[The exercise] Identify and reproduce every line holding the string "Load".

[Stored records]
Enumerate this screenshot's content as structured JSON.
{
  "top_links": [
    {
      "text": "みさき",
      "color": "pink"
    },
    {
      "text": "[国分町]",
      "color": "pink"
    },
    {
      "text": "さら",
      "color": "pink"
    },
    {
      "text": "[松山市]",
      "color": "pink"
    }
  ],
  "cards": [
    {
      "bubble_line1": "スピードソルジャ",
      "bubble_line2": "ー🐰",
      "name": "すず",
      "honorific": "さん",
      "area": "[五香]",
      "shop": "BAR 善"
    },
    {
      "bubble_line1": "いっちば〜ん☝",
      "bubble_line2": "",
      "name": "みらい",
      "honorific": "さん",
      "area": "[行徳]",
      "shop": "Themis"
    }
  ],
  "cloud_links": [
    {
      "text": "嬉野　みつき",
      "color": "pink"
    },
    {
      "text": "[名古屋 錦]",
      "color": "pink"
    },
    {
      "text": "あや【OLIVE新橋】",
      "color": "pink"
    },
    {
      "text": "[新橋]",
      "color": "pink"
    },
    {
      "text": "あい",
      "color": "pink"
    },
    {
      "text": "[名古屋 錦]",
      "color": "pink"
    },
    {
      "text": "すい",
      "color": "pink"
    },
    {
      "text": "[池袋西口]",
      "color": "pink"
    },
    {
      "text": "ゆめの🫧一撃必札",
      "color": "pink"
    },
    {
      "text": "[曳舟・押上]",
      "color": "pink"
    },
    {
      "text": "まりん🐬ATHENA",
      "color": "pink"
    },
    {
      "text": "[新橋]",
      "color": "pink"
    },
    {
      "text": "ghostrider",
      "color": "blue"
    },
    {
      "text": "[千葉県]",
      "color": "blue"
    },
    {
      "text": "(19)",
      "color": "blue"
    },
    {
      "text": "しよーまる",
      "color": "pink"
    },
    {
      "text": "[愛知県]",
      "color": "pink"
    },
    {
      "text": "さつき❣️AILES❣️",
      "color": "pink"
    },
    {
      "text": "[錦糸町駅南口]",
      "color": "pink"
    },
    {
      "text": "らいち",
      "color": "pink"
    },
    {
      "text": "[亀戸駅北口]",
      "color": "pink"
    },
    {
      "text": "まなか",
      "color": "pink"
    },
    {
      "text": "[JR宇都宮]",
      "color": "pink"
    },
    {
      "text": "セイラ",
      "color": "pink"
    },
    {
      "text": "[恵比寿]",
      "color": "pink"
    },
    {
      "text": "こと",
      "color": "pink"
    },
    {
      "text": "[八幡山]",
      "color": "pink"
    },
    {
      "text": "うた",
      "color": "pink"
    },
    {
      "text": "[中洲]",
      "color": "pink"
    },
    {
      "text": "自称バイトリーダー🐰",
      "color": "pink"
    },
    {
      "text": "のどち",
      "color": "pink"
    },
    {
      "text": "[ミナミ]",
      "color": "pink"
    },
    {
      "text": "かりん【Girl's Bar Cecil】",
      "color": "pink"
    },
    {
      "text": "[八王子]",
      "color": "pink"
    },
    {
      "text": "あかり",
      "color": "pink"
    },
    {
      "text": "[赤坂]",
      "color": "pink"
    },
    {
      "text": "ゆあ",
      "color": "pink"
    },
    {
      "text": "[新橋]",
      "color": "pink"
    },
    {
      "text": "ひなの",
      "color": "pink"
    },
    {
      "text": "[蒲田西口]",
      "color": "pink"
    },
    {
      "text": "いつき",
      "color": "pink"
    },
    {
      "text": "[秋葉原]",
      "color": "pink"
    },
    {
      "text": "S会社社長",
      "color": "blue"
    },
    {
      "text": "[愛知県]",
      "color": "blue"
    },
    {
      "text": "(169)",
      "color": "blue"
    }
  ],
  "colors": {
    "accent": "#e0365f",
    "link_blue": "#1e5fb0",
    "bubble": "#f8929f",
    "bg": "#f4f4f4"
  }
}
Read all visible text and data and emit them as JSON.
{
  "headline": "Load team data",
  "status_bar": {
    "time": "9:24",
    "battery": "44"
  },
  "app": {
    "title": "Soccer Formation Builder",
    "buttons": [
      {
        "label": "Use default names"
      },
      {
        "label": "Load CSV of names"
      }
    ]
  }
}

[Answer for this exercise]
  "headline": "Load team data",
        "label": "Load CSV of names"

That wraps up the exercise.